■ WRITTEN REQUEST:
List all lines of the data that include the string "размещения".

■ AVAILABLE DATA:
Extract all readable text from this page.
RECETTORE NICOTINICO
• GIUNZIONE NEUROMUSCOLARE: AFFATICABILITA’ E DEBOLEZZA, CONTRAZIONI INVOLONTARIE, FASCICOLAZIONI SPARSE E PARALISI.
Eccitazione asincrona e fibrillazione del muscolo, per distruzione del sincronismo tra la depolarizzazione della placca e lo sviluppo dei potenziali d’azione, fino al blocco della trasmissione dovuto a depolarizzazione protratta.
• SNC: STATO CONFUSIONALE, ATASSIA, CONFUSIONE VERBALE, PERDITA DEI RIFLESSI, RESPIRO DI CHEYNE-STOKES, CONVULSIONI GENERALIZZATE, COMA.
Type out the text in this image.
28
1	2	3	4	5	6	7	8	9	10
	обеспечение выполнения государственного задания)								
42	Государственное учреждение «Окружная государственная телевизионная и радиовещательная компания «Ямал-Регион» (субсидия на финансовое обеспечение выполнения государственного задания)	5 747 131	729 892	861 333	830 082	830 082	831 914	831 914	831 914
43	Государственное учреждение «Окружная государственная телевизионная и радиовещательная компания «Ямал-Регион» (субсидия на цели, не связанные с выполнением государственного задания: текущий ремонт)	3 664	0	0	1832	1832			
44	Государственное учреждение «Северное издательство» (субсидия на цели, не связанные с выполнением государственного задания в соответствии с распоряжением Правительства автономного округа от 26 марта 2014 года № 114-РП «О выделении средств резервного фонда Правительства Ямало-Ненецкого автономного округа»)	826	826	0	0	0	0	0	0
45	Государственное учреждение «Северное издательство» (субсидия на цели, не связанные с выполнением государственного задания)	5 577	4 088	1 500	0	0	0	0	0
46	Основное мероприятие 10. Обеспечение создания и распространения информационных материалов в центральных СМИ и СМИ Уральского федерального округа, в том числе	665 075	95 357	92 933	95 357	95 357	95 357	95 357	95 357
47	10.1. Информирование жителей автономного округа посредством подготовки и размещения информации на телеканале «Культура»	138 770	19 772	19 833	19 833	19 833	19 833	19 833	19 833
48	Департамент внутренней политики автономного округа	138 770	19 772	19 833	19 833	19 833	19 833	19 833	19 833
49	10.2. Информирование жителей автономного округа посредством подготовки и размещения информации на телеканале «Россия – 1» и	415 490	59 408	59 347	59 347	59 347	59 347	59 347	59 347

* * *

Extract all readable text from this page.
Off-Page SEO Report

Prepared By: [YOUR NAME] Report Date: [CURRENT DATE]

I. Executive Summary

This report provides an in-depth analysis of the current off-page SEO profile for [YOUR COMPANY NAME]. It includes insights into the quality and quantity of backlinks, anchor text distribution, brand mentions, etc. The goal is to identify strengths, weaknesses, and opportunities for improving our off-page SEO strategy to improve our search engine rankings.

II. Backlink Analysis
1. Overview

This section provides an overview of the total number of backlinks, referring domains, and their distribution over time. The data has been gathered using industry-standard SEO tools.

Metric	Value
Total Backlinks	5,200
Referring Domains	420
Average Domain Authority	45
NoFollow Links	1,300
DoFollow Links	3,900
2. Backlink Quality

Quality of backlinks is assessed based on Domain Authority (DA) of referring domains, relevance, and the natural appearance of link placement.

■ THE RESULT:
47	10.1. Информирование жителей автономного округа посредством подготовки и размещения информации на телеканале «Культура»	138 770	19 772	19 833	19 833	19 833	19 833	19 833	19 833
49	10.2. Информирование жителей автономного округа посредством подготовки и размещения информации на телеканале «Россия – 1» и	415 490	59 408	59 347	59 347	59 347	59 347	59 347	59 347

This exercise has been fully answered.